AIM OF THE TASK: Please copy every line from the records below that contains the string "hauben".
**** EXERCISE MATERIALS ****
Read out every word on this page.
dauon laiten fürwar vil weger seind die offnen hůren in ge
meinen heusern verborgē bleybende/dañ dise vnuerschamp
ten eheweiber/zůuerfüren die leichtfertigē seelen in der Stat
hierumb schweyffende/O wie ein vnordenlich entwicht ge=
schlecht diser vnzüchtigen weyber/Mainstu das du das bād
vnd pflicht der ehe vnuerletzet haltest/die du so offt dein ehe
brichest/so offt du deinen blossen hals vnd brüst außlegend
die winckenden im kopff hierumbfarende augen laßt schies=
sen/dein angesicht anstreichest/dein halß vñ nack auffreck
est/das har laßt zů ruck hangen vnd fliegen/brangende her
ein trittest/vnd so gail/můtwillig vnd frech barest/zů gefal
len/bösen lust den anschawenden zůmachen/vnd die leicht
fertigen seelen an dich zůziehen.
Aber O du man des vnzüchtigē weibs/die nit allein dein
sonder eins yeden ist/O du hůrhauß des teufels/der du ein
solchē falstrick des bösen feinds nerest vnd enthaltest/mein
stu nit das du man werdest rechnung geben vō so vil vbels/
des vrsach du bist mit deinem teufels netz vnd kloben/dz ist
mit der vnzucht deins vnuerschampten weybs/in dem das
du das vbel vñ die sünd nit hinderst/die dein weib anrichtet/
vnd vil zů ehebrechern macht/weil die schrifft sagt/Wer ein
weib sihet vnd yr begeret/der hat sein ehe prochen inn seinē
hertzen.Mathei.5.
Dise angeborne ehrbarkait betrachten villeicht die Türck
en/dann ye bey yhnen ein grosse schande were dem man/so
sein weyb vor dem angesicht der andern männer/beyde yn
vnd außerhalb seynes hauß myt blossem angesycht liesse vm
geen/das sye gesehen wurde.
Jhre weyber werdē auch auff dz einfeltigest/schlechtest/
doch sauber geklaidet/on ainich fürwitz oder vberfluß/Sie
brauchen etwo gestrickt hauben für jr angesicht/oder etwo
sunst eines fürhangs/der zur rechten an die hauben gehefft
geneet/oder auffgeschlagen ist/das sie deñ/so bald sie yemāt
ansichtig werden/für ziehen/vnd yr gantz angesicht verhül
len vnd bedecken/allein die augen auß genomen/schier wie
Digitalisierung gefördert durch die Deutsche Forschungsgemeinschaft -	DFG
****
FINAL ANSWER:
brauchen etwo gestrickt hauben für jr angesicht/oder etwo
sunst eines fürhangs/der zur rechten an die hauben gehefft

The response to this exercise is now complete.